◆ THE PROBLEM: Print the entire listing. Each line must match the original exactly.

◆ DATA SHOWN:

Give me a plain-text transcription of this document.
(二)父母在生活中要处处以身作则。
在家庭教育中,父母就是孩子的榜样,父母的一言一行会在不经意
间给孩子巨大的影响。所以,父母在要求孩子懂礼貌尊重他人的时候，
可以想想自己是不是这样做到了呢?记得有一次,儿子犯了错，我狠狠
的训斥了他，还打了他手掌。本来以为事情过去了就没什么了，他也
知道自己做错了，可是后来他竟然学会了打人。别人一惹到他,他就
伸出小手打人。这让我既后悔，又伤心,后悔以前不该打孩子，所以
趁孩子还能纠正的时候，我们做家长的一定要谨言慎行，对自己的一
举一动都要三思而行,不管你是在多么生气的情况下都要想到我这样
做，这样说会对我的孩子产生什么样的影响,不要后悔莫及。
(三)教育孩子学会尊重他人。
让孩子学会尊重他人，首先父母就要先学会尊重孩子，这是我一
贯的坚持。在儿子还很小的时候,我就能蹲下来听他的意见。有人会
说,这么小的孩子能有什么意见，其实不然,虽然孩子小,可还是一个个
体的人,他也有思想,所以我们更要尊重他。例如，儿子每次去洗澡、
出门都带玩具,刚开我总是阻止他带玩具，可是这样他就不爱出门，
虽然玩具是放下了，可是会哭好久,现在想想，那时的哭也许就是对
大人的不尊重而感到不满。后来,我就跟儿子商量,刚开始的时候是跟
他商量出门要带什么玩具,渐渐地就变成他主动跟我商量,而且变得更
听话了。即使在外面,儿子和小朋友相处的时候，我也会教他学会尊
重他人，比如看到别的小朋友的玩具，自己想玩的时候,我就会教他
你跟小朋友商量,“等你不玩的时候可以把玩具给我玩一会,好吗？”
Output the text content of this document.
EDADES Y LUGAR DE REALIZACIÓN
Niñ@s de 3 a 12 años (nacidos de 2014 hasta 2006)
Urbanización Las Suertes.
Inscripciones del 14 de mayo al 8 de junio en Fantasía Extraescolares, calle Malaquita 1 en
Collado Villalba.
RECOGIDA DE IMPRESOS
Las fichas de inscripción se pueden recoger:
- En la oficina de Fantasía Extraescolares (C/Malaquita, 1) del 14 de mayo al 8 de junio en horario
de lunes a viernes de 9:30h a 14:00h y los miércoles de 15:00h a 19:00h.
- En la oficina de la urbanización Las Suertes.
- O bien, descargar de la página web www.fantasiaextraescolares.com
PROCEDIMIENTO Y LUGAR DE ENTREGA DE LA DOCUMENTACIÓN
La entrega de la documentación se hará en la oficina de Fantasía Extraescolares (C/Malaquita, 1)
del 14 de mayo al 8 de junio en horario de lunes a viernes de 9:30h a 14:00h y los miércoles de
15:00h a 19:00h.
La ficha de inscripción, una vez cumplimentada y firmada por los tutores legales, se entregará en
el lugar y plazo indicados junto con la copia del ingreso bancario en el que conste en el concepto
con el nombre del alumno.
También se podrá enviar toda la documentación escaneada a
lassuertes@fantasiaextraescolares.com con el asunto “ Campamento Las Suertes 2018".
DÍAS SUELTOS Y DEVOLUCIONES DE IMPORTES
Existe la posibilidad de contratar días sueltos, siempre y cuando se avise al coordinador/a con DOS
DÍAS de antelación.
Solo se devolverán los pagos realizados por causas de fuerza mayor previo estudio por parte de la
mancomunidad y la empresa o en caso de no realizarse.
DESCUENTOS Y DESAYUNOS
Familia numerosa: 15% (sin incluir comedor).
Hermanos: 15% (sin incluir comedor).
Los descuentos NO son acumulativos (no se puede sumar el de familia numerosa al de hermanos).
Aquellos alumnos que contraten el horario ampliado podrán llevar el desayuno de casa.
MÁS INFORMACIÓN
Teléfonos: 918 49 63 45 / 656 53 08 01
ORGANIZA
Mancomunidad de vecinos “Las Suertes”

◆ THE COMPLETED TASK:
Give me a plain-text transcription of this document.
(二)父母在生活中要处处以身作则。
在家庭教育中,父母就是孩子的榜样,父母的一言一行会在不经意
间给孩子巨大的影响。所以,父母在要求孩子懂礼貌尊重他人的时候，
可以想想自己是不是这样做到了呢?记得有一次,儿子犯了错，我狠狠
的训斥了他，还打了他手掌。本来以为事情过去了就没什么了，他也
知道自己做错了，可是后来他竟然学会了打人。别人一惹到他,他就
伸出小手打人。这让我既后悔，又伤心,后悔以前不该打孩子，所以
趁孩子还能纠正的时候，我们做家长的一定要谨言慎行，对自己的一
举一动都要三思而行,不管你是在多么生气的情况下都要想到我这样
做，这样说会对我的孩子产生什么样的影响,不要后悔莫及。
(三)教育孩子学会尊重他人。
让孩子学会尊重他人，首先父母就要先学会尊重孩子，这是我一
贯的坚持。在儿子还很小的时候,我就能蹲下来听他的意见。有人会
说,这么小的孩子能有什么意见，其实不然,虽然孩子小,可还是一个个
体的人,他也有思想,所以我们更要尊重他。例如，儿子每次去洗澡、
出门都带玩具,刚开我总是阻止他带玩具，可是这样他就不爱出门，
虽然玩具是放下了，可是会哭好久,现在想想，那时的哭也许就是对
大人的不尊重而感到不满。后来,我就跟儿子商量,刚开始的时候是跟
他商量出门要带什么玩具,渐渐地就变成他主动跟我商量,而且变得更
听话了。即使在外面,儿子和小朋友相处的时候，我也会教他学会尊
重他人，比如看到别的小朋友的玩具，自己想玩的时候,我就会教他
你跟小朋友商量,“等你不玩的时候可以把玩具给我玩一会,好吗？”
Output the text content of this document.
EDADES Y LUGAR DE REALIZACIÓN
Niñ@s de 3 a 12 años (nacidos de 2014 hasta 2006)
Urbanización Las Suertes.
Inscripciones del 14 de mayo al 8 de junio en Fantasía Extraescolares, calle Malaquita 1 en
Collado Villalba.
RECOGIDA DE IMPRESOS
Las fichas de inscripción se pueden recoger:
- En la oficina de Fantasía Extraescolares (C/Malaquita, 1) del 14 de mayo al 8 de junio en horario
de lunes a viernes de 9:30h a 14:00h y los miércoles de 15:00h a 19:00h.
- En la oficina de la urbanización Las Suertes.
- O bien, descargar de la página web www.fantasiaextraescolares.com
PROCEDIMIENTO Y LUGAR DE ENTREGA DE LA DOCUMENTACIÓN
La entrega de la documentación se hará en la oficina de Fantasía Extraescolares (C/Malaquita, 1)
del 14 de mayo al 8 de junio en horario de lunes a viernes de 9:30h a 14:00h y los miércoles de
15:00h a 19:00h.
La ficha de inscripción, una vez cumplimentada y firmada por los tutores legales, se entregará en
el lugar y plazo indicados junto con la copia del ingreso bancario en el que conste en el concepto
con el nombre del alumno.
También se podrá enviar toda la documentación escaneada a
lassuertes@fantasiaextraescolares.com con el asunto “ Campamento Las Suertes 2018".
DÍAS SUELTOS Y DEVOLUCIONES DE IMPORTES
Existe la posibilidad de contratar días sueltos, siempre y cuando se avise al coordinador/a con DOS
DÍAS de antelación.
Solo se devolverán los pagos realizados por causas de fuerza mayor previo estudio por parte de la
mancomunidad y la empresa o en caso de no realizarse.
DESCUENTOS Y DESAYUNOS
Familia numerosa: 15% (sin incluir comedor).
Hermanos: 15% (sin incluir comedor).
Los descuentos NO son acumulativos (no se puede sumar el de familia numerosa al de hermanos).
Aquellos alumnos que contraten el horario ampliado podrán llevar el desayuno de casa.
MÁS INFORMACIÓN
Teléfonos: 918 49 63 45 / 656 53 08 01
ORGANIZA
Mancomunidad de vecinos “Las Suertes”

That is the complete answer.